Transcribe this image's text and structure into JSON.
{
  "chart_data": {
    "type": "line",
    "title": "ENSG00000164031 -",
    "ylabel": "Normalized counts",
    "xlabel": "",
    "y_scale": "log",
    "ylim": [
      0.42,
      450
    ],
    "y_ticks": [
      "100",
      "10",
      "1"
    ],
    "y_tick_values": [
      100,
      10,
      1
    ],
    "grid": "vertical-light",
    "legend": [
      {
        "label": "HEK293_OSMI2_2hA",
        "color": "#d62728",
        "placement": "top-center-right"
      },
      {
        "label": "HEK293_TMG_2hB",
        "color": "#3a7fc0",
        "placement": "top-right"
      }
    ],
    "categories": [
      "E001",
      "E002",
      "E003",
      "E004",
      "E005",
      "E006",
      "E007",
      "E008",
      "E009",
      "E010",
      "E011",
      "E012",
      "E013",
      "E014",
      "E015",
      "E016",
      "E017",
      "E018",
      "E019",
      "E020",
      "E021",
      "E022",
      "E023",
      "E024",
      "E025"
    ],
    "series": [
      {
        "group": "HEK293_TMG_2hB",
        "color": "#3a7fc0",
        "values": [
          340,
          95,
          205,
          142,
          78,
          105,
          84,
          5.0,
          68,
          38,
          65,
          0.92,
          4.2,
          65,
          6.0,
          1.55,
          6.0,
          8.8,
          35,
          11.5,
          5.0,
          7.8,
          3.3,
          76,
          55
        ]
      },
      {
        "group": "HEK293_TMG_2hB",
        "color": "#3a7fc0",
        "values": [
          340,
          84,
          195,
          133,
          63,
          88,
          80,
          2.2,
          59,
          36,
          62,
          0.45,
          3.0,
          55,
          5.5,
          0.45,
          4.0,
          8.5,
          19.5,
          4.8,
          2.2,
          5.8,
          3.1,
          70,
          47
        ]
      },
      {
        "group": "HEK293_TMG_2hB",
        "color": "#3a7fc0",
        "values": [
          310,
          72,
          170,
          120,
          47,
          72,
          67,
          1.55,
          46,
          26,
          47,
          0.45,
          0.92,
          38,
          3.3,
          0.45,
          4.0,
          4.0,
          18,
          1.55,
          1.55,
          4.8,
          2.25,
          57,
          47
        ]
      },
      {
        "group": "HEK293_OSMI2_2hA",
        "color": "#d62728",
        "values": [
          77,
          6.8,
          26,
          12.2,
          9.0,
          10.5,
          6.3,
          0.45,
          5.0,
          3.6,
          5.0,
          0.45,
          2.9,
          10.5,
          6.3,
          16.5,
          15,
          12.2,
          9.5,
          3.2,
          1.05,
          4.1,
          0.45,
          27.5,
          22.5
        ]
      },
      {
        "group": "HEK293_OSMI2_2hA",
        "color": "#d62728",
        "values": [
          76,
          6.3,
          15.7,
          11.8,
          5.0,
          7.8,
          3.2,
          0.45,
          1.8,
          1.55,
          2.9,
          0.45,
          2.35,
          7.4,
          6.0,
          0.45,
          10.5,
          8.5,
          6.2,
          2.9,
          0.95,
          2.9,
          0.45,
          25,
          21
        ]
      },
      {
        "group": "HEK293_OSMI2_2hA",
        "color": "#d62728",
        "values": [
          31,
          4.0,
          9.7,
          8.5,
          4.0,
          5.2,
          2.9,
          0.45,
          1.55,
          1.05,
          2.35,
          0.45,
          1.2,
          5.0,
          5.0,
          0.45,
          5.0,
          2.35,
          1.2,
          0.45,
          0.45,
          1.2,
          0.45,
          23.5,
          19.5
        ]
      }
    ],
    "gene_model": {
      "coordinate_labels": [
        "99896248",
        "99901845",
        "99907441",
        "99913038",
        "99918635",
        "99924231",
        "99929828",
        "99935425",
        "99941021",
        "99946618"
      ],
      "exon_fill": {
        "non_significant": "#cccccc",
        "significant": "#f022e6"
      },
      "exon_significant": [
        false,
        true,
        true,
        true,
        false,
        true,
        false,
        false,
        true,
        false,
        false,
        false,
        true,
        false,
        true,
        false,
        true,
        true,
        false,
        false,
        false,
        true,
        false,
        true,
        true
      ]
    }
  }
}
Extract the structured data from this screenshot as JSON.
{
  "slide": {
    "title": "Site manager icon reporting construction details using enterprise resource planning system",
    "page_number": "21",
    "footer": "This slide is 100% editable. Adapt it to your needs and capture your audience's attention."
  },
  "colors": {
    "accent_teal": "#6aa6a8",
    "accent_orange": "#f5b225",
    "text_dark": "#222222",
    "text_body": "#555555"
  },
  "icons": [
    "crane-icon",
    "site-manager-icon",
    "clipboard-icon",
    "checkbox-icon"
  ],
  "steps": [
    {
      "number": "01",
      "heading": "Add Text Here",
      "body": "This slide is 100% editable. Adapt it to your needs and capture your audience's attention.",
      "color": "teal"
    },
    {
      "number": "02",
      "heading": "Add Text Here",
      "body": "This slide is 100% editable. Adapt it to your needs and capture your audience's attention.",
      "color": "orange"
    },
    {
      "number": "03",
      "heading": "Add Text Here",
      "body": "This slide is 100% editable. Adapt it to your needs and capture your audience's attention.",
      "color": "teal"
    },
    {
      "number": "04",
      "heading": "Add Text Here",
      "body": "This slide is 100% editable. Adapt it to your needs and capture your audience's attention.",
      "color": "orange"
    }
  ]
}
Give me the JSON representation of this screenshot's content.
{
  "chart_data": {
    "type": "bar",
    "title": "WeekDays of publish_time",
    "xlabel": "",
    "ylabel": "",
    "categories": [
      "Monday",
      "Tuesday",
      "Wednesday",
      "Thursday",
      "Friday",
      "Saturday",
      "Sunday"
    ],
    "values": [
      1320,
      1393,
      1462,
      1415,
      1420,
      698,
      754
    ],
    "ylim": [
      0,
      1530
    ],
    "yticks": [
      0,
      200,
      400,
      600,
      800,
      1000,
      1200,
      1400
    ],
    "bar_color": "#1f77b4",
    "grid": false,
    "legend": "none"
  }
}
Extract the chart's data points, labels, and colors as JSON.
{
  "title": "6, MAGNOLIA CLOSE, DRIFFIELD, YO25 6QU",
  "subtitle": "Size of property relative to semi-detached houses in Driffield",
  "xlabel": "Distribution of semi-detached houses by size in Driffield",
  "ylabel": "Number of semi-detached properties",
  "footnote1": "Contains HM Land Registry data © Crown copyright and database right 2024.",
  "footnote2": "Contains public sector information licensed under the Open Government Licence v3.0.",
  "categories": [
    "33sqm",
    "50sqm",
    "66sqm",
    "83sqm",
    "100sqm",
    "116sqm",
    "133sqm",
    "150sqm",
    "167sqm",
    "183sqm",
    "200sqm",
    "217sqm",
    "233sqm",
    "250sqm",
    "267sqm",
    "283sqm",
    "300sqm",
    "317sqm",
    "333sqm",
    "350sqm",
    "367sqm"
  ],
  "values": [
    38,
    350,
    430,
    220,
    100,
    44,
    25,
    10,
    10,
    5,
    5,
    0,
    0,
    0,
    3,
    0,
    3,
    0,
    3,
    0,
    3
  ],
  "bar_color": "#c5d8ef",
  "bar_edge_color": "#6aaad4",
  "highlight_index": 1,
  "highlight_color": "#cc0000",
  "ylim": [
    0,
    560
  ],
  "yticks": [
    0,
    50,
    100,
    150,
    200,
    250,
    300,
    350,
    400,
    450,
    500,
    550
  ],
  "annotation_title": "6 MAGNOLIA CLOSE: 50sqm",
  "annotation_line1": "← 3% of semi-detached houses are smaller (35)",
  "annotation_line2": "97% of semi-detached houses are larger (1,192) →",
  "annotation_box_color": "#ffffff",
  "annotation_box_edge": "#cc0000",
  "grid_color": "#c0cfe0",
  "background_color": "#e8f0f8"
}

+--

Pick out the lines containing the word "placement" and show them.

- **Correct response**:
        "placement": "top-center-right"
        "placement": "top-right"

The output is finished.